(Prompt) Edit each of the entries below by replacing "schematic side view" with "schematic elevation view" and leaving everything else unchanged. Leave the pictures out of your version.

[Entries contained in a dataset]
— START —

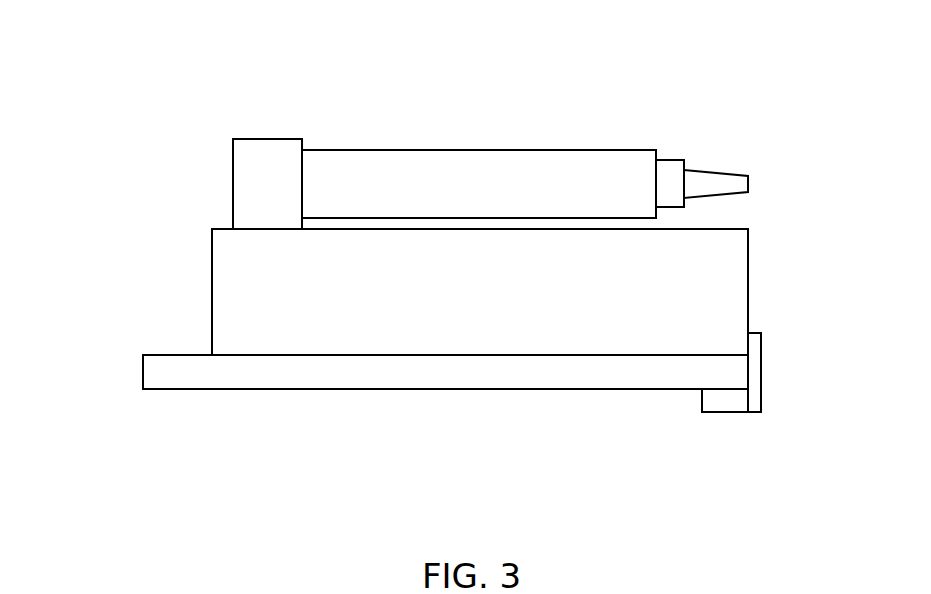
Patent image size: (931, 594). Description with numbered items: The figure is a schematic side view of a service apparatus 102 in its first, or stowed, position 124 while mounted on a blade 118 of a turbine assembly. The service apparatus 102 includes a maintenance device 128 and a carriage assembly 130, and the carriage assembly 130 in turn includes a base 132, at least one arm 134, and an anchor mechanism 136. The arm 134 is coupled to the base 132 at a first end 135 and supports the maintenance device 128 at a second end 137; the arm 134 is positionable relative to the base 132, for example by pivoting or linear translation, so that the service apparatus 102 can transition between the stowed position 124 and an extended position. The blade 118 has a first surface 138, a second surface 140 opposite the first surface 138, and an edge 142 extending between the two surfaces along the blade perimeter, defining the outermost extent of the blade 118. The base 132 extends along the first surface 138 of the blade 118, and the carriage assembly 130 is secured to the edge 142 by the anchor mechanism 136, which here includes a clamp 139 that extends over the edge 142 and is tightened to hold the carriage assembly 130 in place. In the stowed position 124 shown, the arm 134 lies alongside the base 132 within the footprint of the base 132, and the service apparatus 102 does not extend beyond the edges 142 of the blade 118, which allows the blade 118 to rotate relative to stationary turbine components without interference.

The service apparatus 102 is at (187, 67).
The blade 118 is at (155, 376).
The stowed position 124 is at (753, 117).
The maintenance device 128 is at (717, 176).
The carriage assembly 130 is at (212, 192).
The base 132 is at (222, 292).
The arm 134 is at (478, 165).
The first end 135 is at (303, 167).
The anchor mechanism 136 is at (762, 422).
The second end 137 is at (684, 167).
The first surface 138 is at (305, 355).
The clamp 139 is at (723, 403).
The second surface 140 is at (444, 389).
The edge 142 is at (748, 373).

— END —

(The output)
Patent image size: (931, 594). Description with numbered items: The figure is a schematic elevation view of a service apparatus 102 in its first, or stowed, position 124 while mounted on a blade 118 of a turbine assembly. The service apparatus 102 includes a maintenance device 128 and a carriage assembly 130, and the carriage assembly 130 in turn includes a base 132, at least one arm 134, and an anchor mechanism 136. The arm 134 is coupled to the base 132 at a first end 135 and supports the maintenance device 128 at a second end 137; the arm 134 is positionable relative to the base 132, for example by pivoting or linear translation, so that the service apparatus 102 can transition between the stowed position 124 and an extended position. The blade 118 has a first surface 138, a second surface 140 opposite the first surface 138, and an edge 142 extending between the two surfaces along the blade perimeter, defining the outermost extent of the blade 118. The base 132 extends along the first surface 138 of the blade 118, and the carriage assembly 130 is secured to the edge 142 by the anchor mechanism 136, which here includes a clamp 139 that extends over the edge 142 and is tightened to hold the carriage assembly 130 in place. In the stowed position 124 shown, the arm 134 lies alongside the base 132 within the footprint of the base 132, and the service apparatus 102 does not extend beyond the edges 142 of the blade 118, which allows the blade 118 to rotate relative to stationary turbine components without interference.

The service apparatus 102 is at (187, 67).
The blade 118 is at (155, 376).
The stowed position 124 is at (753, 117).
The maintenance device 128 is at (717, 176).
The carriage assembly 130 is at (212, 192).
The base 132 is at (222, 292).
The arm 134 is at (478, 165).
The first end 135 is at (303, 167).
The anchor mechanism 136 is at (762, 422).
The second end 137 is at (684, 167).
The first surface 138 is at (305, 355).
The clamp 139 is at (723, 403).
The second surface 140 is at (444, 389).
The edge 142 is at (748, 373).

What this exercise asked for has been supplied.